Make an exact copy of each entry, leaving out every picture.
# start of Exercise input
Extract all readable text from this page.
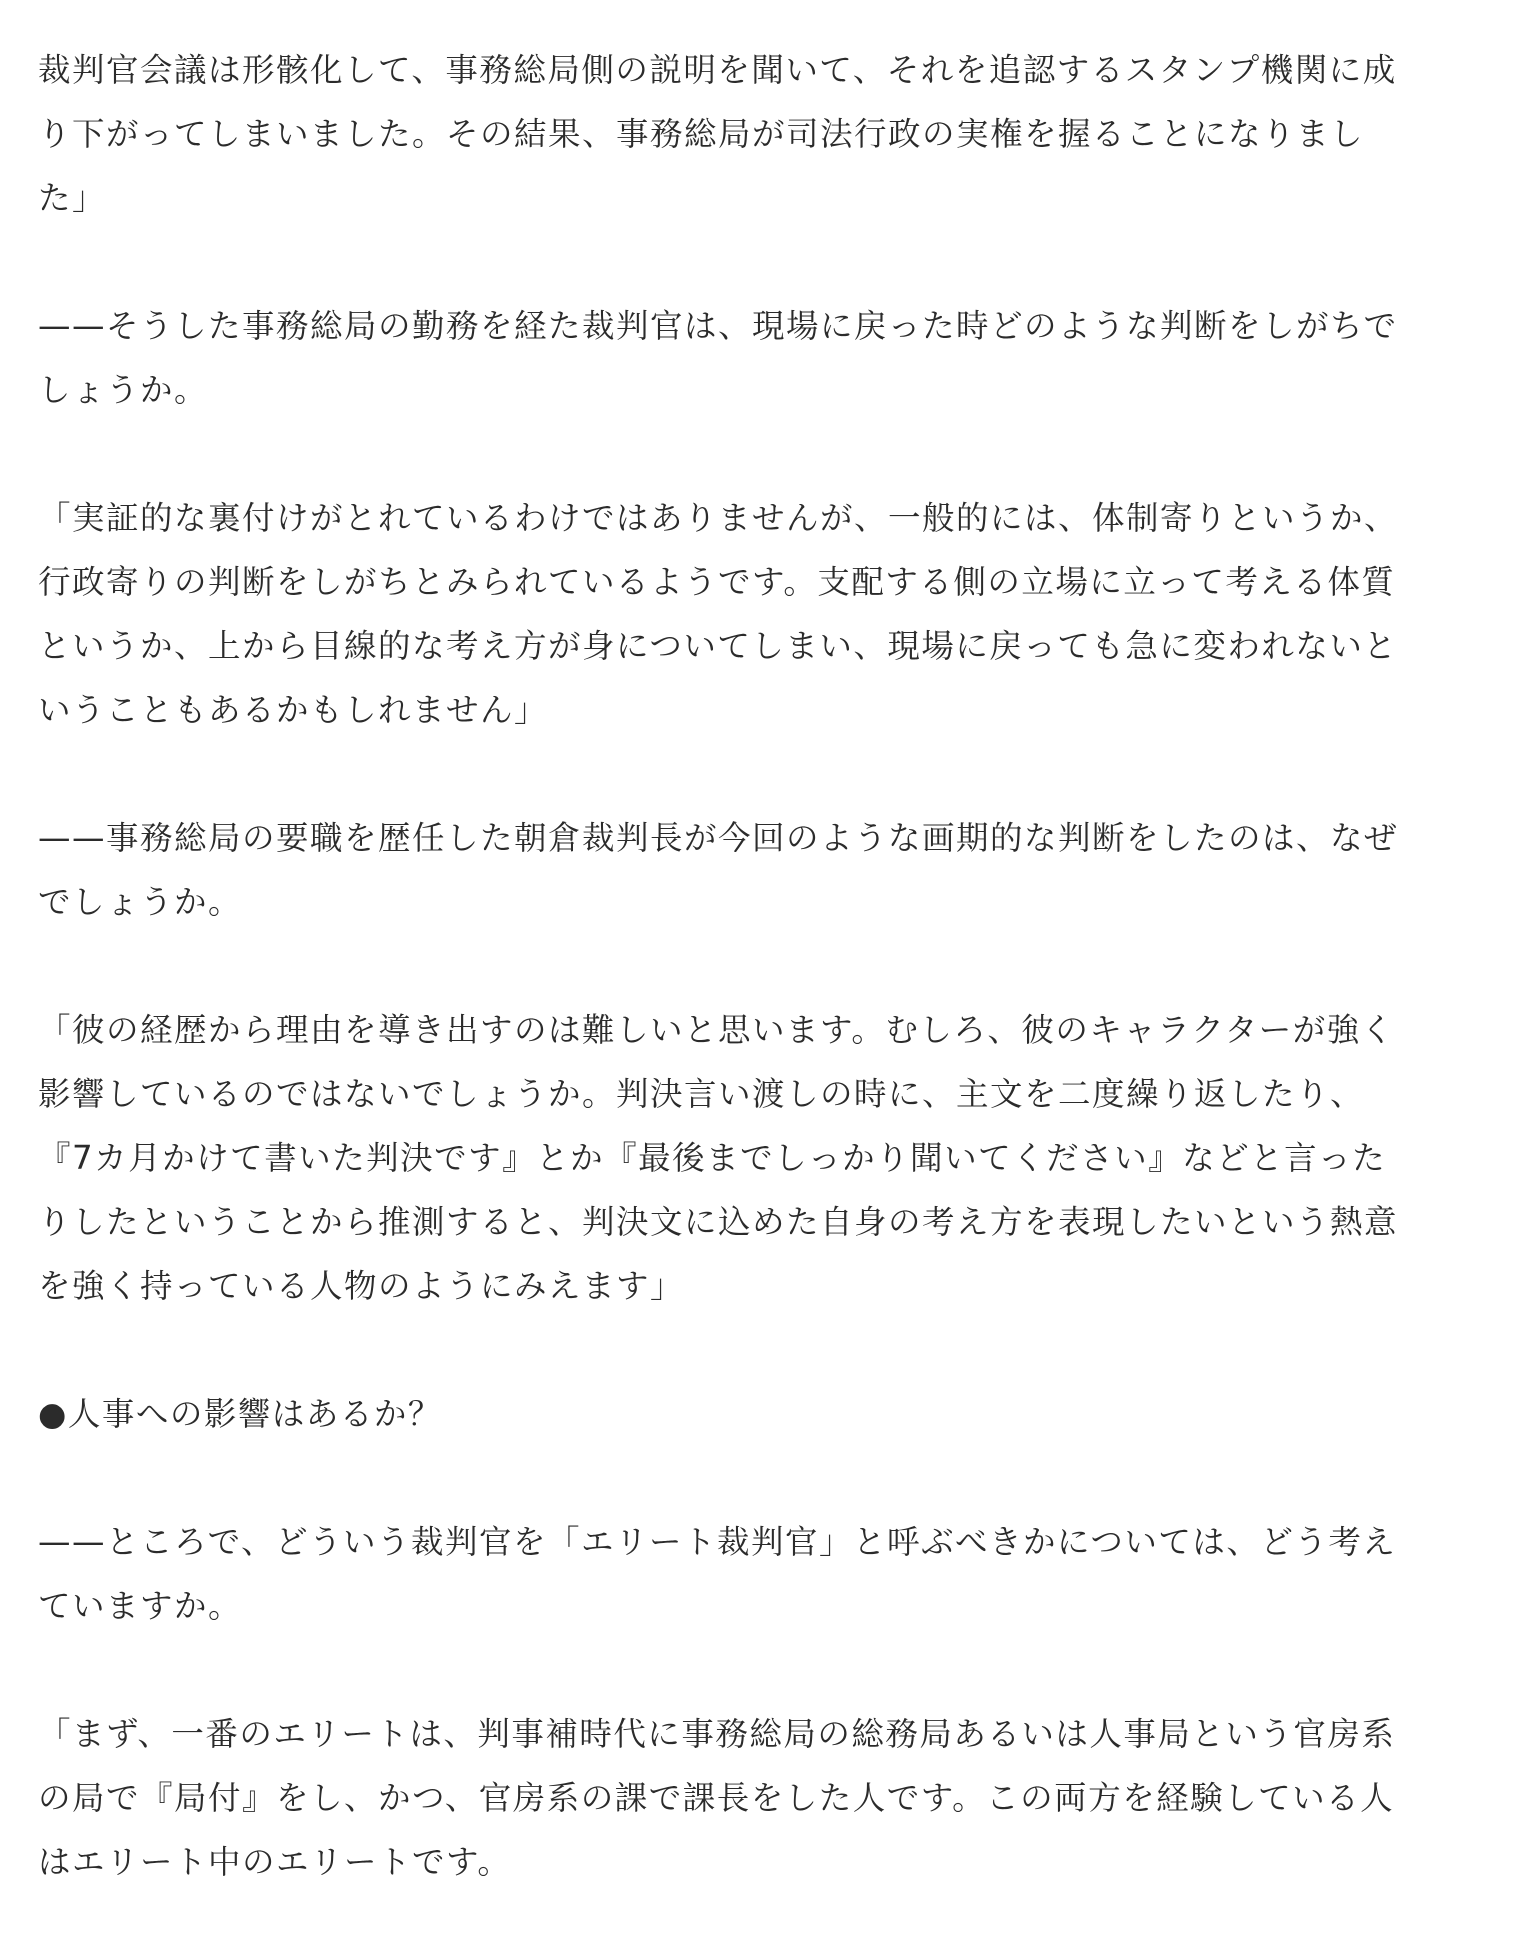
裁判官会議は形骸化して、事務総局側の説明を聞いて、それを追認するスタンプ機関に成
り下がってしまいました。その結果、事務総局が司法行政の実権を握ることになりまし
た」
——そうした事務総局の勤務を経た裁判官は、現場に戻った時どのような判断をしがちで
しょうか。
「実証的な裏付けがとれているわけではありませんが、一般的には、体制寄りというか、
行政寄りの判断をしがちとみられているようです。支配する側の立場に立って考える体質
というか、上から目線的な考え方が身についてしまい、現場に戻っても急に変われないと
いうこともあるかもしれません」
——事務総局の要職を歴任した朝倉裁判長が今回のような画期的な判断をしたのは、なぜ
でしょうか。
「彼の経歴から理由を導き出すのは難しいと思います。むしろ、彼のキャラクターが強く
影響しているのではないでしょうか。判決言い渡しの時に、主文を二度繰り返したり、
『7カ月かけて書いた判決です』とか『最後までしっかり聞いてください』などと言った
りしたということから推測すると、判決文に込めた自身の考え方を表現したいという熱意
を強く持っている人物のようにみえます」
●人事への影響はあるか？
——ところで、どういう裁判官を「エリート裁判官」と呼ぶべきかについては、どう考え
ていますか。
「まず、一番のエリートは、判事補時代に事務総局の総務局あるいは人事局という官房系
の局で『局付』をし、かつ、官房系の課で課長をした人です。この両方を経験している人
はエリート中のエリートです。
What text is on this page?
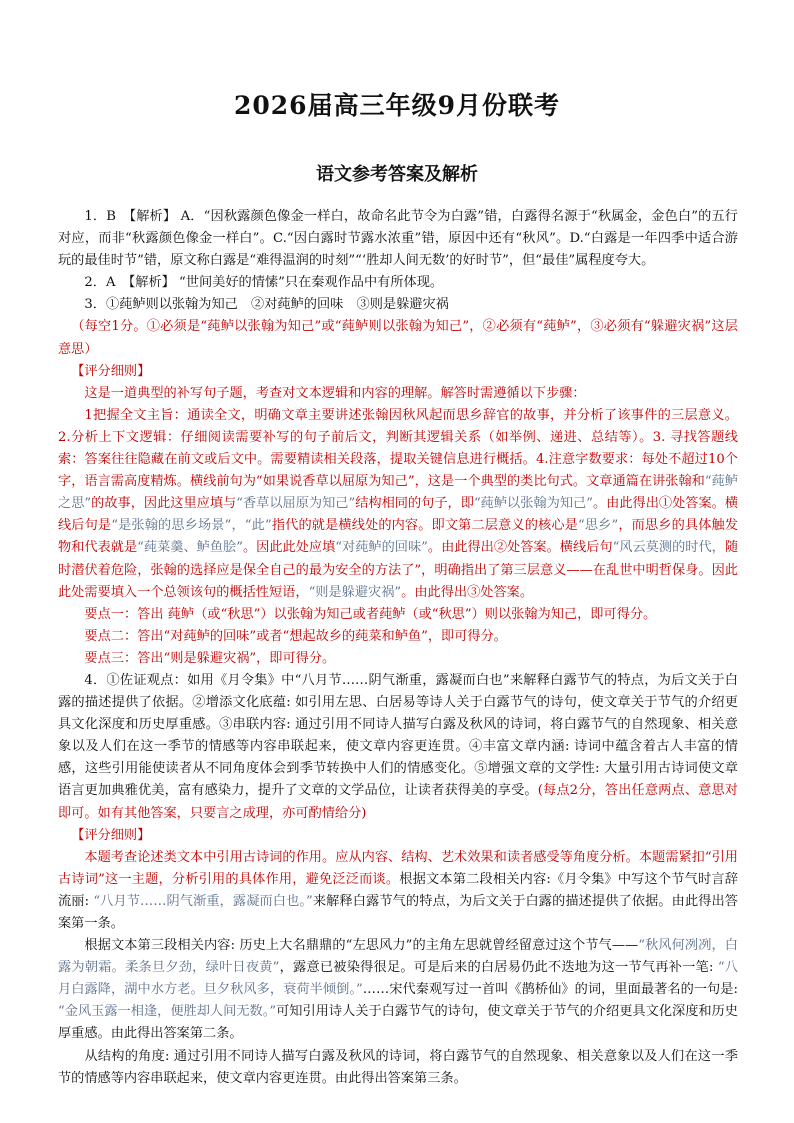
2026届高三年级9月份联考
语文参考答案及解析

1．B　【解析】 A．“因秋露颜色像金一样白，故命名此节令为白露”错，白露得名源于“秋属金，金色白”的五行对应，而非“秋露颜色像金一样白”。C.“因白露时节露水浓重”错，原因中还有“秋风”。D.“白露是一年四季中适合游玩的最佳时节”错，原文称白露是“难得温润的时刻”“‘胜却人间无数’的好时节”，但“最佳”属程度夸大。

2．A　【解析】 “世间美好的情愫”只在秦观作品中有所体现。

3．①莼鲈则以张翰为知己　②对莼鲈的回味　③则是躲避灾祸

（每空1分。①必须是“莼鲈以张翰为知己”或“莼鲈则以张翰为知己”，②必须有“莼鲈”，③必须有“躲避灾祸”这层意思）

【评分细则】

这是一道典型的补写句子题，考查对文本逻辑和内容的理解。解答时需遵循以下步骤：

1把握全文主旨：通读全文，明确文章主要讲述张翰因秋风起而思乡辞官的故事，并分析了该事件的三层意义。2.分析上下文逻辑：仔细阅读需要补写的句子前后文，判断其逻辑关系（如举例、递进、总结等）。3. 寻找答题线索：答案往往隐藏在前文或后文中。需要精读相关段落，提取关键信息进行概括。4.注意字数要求：每处不超过10个字，语言需高度精炼。横线前句为“如果说香草以屈原为知己”，这是一个典型的类比句式。文章通篇在讲张翰和“莼鲈之思”的故事，因此这里应填与“香草以屈原为知己”结构相同的句子，即“莼鲈以张翰为知己”。由此得出①处答案。横线后句是“是张翰的思乡场景”，“此”指代的就是横线处的内容。即文第二层意义的核心是“思乡”，而思乡的具体触发物和代表就是“莼菜羹、鲈鱼脍”。因此此处应填“对莼鲈的回味”。由此得出②处答案。横线后句“风云莫测的时代，随时潜伏着危险，张翰的选择应是保全自己的最为安全的方法了”，明确指出了第三层意义——在乱世中明哲保身。因此此处需要填入一个总领该句的概括性短语，“则是躲避灾祸”。由此得出③处答案。

要点一：答出 莼鲈（或“秋思”）以张翰为知己或者莼鲈（或“秋思”）则以张翰为知己，即可得分。

要点二：答出“对莼鲈的回味”或者“想起故乡的莼菜和鲈鱼”，即可得分。

要点三：答出“则是躲避灾祸”，即可得分。

4．①佐证观点：如用《月令集》中“八月节……阴气渐重，露凝而白也”来解释白露节气的特点，为后文关于白露的描述提供了依据。②增添文化底蕴: 如引用左思、白居易等诗人关于白露节气的诗句，使文章关于节气的介绍更具文化深度和历史厚重感。③串联内容: 通过引用不同诗人描写白露及秋风的诗词，将白露节气的自然现象、相关意象以及人们在这一季节的情感等内容串联起来，使文章内容更连贯。④丰富文章内涵: 诗词中蕴含着古人丰富的情感，这些引用能使读者从不同角度体会到季节转换中人们的情感变化。⑤增强文章的文学性: 大量引用古诗词使文章语言更加典雅优美，富有感染力，提升了文章的文学品位，让读者获得美的享受。(每点2分，答出任意两点、意思对即可。如有其他答案，只要言之成理，亦可酌情给分)

【评分细则】

本题考查论述类文本中引用古诗词的作用。应从内容、结构、艺术效果和读者感受等角度分析。本题需紧扣“引用古诗词”这一主题，分析引用的具体作用，避免泛泛而谈。根据文本第二段相关内容:《月令集》中写这个节气时言辞流丽: “八月节……阴气渐重，露凝而白也。”来解释白露节气的特点，为后文关于白露的描述提供了依据。由此得出答案第一条。

根据文本第三段相关内容: 历史上大名鼎鼎的“左思风力”的主角左思就曾经留意过这个节气——“秋风何冽冽，白露为朝霜。柔条旦夕劲，绿叶日夜黄”，露意已被染得很足。可是后来的白居易仍此不迭地为这一节气再补一笔: “八月白露降，湖中水方老。旦夕秋风多，衰荷半倾倒。”……宋代秦观写过一首叫《鹊桥仙》的词，里面最著名的一句是: “金风玉露一相逢，便胜却人间无数。”可知引用诗人关于白露节气的诗句，使文章关于节气的介绍更具文化深度和历史厚重感。由此得出答案第二条。

从结构的角度: 通过引用不同诗人描写白露及秋风的诗词，将白露节气的自然现象、相关意象以及人们在这一季节的情感等内容串联起来，使文章内容更连贯。由此得出答案第三条。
# end of Exercise input
▶ Correct output:
Extract all readable text from this page.
裁判官会議は形骸化して、事務総局側の説明を聞いて、それを追認するスタンプ機関に成
り下がってしまいました。その結果、事務総局が司法行政の実権を握ることになりまし
た」
——そうした事務総局の勤務を経た裁判官は、現場に戻った時どのような判断をしがちで
しょうか。
「実証的な裏付けがとれているわけではありませんが、一般的には、体制寄りというか、
行政寄りの判断をしがちとみられているようです。支配する側の立場に立って考える体質
というか、上から目線的な考え方が身についてしまい、現場に戻っても急に変われないと
いうこともあるかもしれません」
——事務総局の要職を歴任した朝倉裁判長が今回のような画期的な判断をしたのは、なぜ
でしょうか。
「彼の経歴から理由を導き出すのは難しいと思います。むしろ、彼のキャラクターが強く
影響しているのではないでしょうか。判決言い渡しの時に、主文を二度繰り返したり、
『7カ月かけて書いた判決です』とか『最後までしっかり聞いてください』などと言った
りしたということから推測すると、判決文に込めた自身の考え方を表現したいという熱意
を強く持っている人物のようにみえます」
●人事への影響はあるか？
——ところで、どういう裁判官を「エリート裁判官」と呼ぶべきかについては、どう考え
ていますか。
「まず、一番のエリートは、判事補時代に事務総局の総務局あるいは人事局という官房系
の局で『局付』をし、かつ、官房系の課で課長をした人です。この両方を経験している人
はエリート中のエリートです。
What text is on this page?
2026届高三年级9月份联考
语文参考答案及解析

1．B　【解析】 A．“因秋露颜色像金一样白，故命名此节令为白露”错，白露得名源于“秋属金，金色白”的五行对应，而非“秋露颜色像金一样白”。C.“因白露时节露水浓重”错，原因中还有“秋风”。D.“白露是一年四季中适合游玩的最佳时节”错，原文称白露是“难得温润的时刻”“‘胜却人间无数’的好时节”，但“最佳”属程度夸大。

2．A　【解析】 “世间美好的情愫”只在秦观作品中有所体现。

3．①莼鲈则以张翰为知己　②对莼鲈的回味　③则是躲避灾祸

（每空1分。①必须是“莼鲈以张翰为知己”或“莼鲈则以张翰为知己”，②必须有“莼鲈”，③必须有“躲避灾祸”这层意思）

【评分细则】

这是一道典型的补写句子题，考查对文本逻辑和内容的理解。解答时需遵循以下步骤：

1把握全文主旨：通读全文，明确文章主要讲述张翰因秋风起而思乡辞官的故事，并分析了该事件的三层意义。2.分析上下文逻辑：仔细阅读需要补写的句子前后文，判断其逻辑关系（如举例、递进、总结等）。3. 寻找答题线索：答案往往隐藏在前文或后文中。需要精读相关段落，提取关键信息进行概括。4.注意字数要求：每处不超过10个字，语言需高度精炼。横线前句为“如果说香草以屈原为知己”，这是一个典型的类比句式。文章通篇在讲张翰和“莼鲈之思”的故事，因此这里应填与“香草以屈原为知己”结构相同的句子，即“莼鲈以张翰为知己”。由此得出①处答案。横线后句是“是张翰的思乡场景”，“此”指代的就是横线处的内容。即文第二层意义的核心是“思乡”，而思乡的具体触发物和代表就是“莼菜羹、鲈鱼脍”。因此此处应填“对莼鲈的回味”。由此得出②处答案。横线后句“风云莫测的时代，随时潜伏着危险，张翰的选择应是保全自己的最为安全的方法了”，明确指出了第三层意义——在乱世中明哲保身。因此此处需要填入一个总领该句的概括性短语，“则是躲避灾祸”。由此得出③处答案。

要点一：答出 莼鲈（或“秋思”）以张翰为知己或者莼鲈（或“秋思”）则以张翰为知己，即可得分。

要点二：答出“对莼鲈的回味”或者“想起故乡的莼菜和鲈鱼”，即可得分。

要点三：答出“则是躲避灾祸”，即可得分。

4．①佐证观点：如用《月令集》中“八月节……阴气渐重，露凝而白也”来解释白露节气的特点，为后文关于白露的描述提供了依据。②增添文化底蕴: 如引用左思、白居易等诗人关于白露节气的诗句，使文章关于节气的介绍更具文化深度和历史厚重感。③串联内容: 通过引用不同诗人描写白露及秋风的诗词，将白露节气的自然现象、相关意象以及人们在这一季节的情感等内容串联起来，使文章内容更连贯。④丰富文章内涵: 诗词中蕴含着古人丰富的情感，这些引用能使读者从不同角度体会到季节转换中人们的情感变化。⑤增强文章的文学性: 大量引用古诗词使文章语言更加典雅优美，富有感染力，提升了文章的文学品位，让读者获得美的享受。(每点2分，答出任意两点、意思对即可。如有其他答案，只要言之成理，亦可酌情给分)

【评分细则】

本题考查论述类文本中引用古诗词的作用。应从内容、结构、艺术效果和读者感受等角度分析。本题需紧扣“引用古诗词”这一主题，分析引用的具体作用，避免泛泛而谈。根据文本第二段相关内容:《月令集》中写这个节气时言辞流丽: “八月节……阴气渐重，露凝而白也。”来解释白露节气的特点，为后文关于白露的描述提供了依据。由此得出答案第一条。

根据文本第三段相关内容: 历史上大名鼎鼎的“左思风力”的主角左思就曾经留意过这个节气——“秋风何冽冽，白露为朝霜。柔条旦夕劲，绿叶日夜黄”，露意已被染得很足。可是后来的白居易仍此不迭地为这一节气再补一笔: “八月白露降，湖中水方老。旦夕秋风多，衰荷半倾倒。”……宋代秦观写过一首叫《鹊桥仙》的词，里面最著名的一句是: “金风玉露一相逢，便胜却人间无数。”可知引用诗人关于白露节气的诗句，使文章关于节气的介绍更具文化深度和历史厚重感。由此得出答案第二条。

从结构的角度: 通过引用不同诗人描写白露及秋风的诗词，将白露节气的自然现象、相关意象以及人们在这一季节的情感等内容串联起来，使文章内容更连贯。由此得出答案第三条。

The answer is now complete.